• RECORDS SUPPLIED:
start

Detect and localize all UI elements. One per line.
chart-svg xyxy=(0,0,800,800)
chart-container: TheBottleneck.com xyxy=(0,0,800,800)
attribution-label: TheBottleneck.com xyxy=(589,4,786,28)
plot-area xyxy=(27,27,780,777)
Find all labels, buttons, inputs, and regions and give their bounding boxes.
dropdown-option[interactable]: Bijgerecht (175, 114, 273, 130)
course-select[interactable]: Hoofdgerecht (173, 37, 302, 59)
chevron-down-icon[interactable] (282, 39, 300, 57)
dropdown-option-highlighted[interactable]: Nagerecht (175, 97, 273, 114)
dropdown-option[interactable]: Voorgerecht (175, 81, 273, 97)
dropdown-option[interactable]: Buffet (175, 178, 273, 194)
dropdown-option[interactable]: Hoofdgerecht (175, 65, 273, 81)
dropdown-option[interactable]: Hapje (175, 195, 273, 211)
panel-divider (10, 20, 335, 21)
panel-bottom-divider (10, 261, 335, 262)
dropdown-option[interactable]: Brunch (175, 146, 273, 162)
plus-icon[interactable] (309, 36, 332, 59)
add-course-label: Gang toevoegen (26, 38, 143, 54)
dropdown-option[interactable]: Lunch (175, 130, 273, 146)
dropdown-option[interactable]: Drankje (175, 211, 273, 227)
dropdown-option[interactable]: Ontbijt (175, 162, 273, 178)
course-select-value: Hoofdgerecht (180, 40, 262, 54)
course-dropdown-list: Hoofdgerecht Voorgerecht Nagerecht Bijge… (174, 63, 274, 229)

end

• AIM OF THE EXERCISE:
Can you update the data above by changing every "Hoofdgerecht" to "Hoofdschotel" and returning all the lines with nothing else altered?

• ANSWER FOR THIS EXERCISE:
Detect and localize all UI elements. One per line.
chart-svg xyxy=(0,0,800,800)
chart-container: TheBottleneck.com xyxy=(0,0,800,800)
attribution-label: TheBottleneck.com xyxy=(589,4,786,28)
plot-area xyxy=(27,27,780,777)
Find all labels, buttons, inputs, and regions and give their bounding boxes.
dropdown-option[interactable]: Bijgerecht (175, 114, 273, 130)
course-select[interactable]: Hoofdschotel (173, 37, 302, 59)
chevron-down-icon[interactable] (282, 39, 300, 57)
dropdown-option-highlighted[interactable]: Nagerecht (175, 97, 273, 114)
dropdown-option[interactable]: Voorgerecht (175, 81, 273, 97)
dropdown-option[interactable]: Buffet (175, 178, 273, 194)
dropdown-option[interactable]: Hoofdschotel (175, 65, 273, 81)
dropdown-option[interactable]: Hapje (175, 195, 273, 211)
panel-divider (10, 20, 335, 21)
panel-bottom-divider (10, 261, 335, 262)
dropdown-option[interactable]: Brunch (175, 146, 273, 162)
plus-icon[interactable] (309, 36, 332, 59)
add-course-label: Gang toevoegen (26, 38, 143, 54)
dropdown-option[interactable]: Lunch (175, 130, 273, 146)
dropdown-option[interactable]: Drankje (175, 211, 273, 227)
dropdown-option[interactable]: Ontbijt (175, 162, 273, 178)
course-select-value: Hoofdschotel (180, 40, 262, 54)
course-dropdown-list: Hoofdschotel Voorgerecht Nagerecht Bijge… (174, 63, 274, 229)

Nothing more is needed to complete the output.